● EXERCISE
Answer with a single number, the count of lines holding the word "this".

● EXERCISE DATA

···

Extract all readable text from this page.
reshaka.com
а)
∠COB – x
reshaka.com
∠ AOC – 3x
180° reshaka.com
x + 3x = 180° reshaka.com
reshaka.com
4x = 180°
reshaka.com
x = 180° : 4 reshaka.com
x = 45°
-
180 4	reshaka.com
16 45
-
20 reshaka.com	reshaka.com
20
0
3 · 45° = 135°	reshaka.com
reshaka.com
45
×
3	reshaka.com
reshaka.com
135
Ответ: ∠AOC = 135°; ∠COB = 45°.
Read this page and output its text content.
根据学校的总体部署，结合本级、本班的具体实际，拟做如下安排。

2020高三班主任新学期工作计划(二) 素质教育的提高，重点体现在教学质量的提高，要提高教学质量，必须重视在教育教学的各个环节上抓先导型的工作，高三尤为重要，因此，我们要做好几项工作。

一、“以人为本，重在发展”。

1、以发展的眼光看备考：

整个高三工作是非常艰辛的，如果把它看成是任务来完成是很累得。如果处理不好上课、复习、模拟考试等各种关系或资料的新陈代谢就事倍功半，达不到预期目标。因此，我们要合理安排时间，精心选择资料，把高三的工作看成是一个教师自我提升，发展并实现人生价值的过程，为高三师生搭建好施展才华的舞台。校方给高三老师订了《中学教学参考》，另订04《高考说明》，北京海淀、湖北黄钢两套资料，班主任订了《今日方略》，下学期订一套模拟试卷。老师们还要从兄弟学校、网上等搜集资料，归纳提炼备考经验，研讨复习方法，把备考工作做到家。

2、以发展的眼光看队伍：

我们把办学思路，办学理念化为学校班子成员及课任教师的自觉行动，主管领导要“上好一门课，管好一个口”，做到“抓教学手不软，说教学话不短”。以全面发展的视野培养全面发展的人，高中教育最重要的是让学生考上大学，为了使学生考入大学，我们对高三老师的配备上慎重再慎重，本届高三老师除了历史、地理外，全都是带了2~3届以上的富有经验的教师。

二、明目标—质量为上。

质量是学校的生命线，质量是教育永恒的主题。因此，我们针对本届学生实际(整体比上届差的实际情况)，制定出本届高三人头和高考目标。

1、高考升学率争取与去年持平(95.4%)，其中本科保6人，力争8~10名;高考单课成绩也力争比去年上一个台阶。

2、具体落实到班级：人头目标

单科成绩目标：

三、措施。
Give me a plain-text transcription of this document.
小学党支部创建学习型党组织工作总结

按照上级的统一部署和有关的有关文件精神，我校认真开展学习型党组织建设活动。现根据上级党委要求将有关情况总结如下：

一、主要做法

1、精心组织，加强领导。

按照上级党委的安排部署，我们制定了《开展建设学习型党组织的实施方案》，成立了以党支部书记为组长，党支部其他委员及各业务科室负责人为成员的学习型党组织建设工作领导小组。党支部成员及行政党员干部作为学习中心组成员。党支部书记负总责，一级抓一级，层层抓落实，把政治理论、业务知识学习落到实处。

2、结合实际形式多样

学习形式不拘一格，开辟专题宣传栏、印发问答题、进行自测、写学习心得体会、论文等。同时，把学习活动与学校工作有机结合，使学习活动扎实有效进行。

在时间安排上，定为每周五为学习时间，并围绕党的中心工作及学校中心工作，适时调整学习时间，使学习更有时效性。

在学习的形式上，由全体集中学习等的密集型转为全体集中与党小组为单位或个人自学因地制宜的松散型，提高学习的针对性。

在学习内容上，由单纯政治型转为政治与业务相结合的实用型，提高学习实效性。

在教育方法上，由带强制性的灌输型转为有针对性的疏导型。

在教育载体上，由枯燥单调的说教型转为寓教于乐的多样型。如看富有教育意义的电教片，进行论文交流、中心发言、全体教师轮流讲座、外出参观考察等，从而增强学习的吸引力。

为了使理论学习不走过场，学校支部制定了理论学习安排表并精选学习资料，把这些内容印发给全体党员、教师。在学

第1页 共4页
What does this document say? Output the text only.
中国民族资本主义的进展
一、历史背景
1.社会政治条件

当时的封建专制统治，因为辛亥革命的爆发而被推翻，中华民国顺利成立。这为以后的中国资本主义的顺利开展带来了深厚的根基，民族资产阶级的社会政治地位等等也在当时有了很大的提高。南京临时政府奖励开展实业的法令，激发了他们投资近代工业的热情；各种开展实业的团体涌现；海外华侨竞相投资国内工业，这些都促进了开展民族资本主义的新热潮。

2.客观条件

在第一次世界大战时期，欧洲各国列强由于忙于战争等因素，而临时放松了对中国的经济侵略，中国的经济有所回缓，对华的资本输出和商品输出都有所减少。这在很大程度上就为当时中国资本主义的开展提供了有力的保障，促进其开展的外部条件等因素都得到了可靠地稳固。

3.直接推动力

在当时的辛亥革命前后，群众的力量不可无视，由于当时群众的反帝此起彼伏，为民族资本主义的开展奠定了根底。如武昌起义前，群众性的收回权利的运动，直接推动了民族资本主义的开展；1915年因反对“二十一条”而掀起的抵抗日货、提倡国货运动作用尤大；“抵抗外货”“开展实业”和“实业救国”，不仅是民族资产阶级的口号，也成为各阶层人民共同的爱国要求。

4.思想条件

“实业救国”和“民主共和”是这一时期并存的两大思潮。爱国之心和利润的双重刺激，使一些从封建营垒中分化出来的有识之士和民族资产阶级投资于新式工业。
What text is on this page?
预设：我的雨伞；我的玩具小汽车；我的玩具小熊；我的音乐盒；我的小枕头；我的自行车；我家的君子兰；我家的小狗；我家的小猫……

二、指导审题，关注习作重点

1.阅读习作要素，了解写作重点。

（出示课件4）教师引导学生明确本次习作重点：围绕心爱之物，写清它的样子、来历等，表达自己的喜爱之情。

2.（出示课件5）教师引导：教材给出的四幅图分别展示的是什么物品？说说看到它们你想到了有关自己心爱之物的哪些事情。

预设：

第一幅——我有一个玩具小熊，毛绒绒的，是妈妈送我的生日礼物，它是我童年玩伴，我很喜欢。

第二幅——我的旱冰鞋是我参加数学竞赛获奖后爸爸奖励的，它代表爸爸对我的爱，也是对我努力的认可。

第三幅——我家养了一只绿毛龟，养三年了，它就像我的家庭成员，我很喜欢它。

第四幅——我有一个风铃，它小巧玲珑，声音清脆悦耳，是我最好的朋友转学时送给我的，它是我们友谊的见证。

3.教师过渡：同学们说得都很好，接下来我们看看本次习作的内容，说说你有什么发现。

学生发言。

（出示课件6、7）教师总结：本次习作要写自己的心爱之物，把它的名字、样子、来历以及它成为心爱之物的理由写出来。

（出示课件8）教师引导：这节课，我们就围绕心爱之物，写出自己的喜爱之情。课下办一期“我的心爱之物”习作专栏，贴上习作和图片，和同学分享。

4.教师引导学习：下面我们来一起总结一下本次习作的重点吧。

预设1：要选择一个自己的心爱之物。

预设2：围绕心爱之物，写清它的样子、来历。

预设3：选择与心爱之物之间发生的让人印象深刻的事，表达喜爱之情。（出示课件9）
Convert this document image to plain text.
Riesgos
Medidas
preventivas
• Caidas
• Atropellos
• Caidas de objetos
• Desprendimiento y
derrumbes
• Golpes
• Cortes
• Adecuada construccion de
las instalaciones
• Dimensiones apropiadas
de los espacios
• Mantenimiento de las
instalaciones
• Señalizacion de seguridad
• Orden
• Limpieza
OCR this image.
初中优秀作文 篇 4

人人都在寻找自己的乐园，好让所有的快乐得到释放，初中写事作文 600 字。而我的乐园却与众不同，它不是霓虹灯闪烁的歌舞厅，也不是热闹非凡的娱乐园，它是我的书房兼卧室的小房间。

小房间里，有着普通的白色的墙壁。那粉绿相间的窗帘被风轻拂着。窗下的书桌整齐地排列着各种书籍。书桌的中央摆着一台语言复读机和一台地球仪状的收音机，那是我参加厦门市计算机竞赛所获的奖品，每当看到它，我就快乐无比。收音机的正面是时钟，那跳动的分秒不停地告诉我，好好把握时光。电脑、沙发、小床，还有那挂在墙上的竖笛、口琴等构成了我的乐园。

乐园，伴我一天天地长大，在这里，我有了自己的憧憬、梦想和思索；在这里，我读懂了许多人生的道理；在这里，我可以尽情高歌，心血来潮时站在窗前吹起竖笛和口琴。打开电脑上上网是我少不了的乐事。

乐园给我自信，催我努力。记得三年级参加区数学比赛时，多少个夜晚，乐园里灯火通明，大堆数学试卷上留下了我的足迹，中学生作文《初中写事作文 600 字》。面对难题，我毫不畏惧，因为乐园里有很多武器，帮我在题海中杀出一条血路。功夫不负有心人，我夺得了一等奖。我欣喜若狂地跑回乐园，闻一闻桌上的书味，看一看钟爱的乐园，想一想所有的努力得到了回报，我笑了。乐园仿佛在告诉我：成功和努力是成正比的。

···

● OUTPUT
7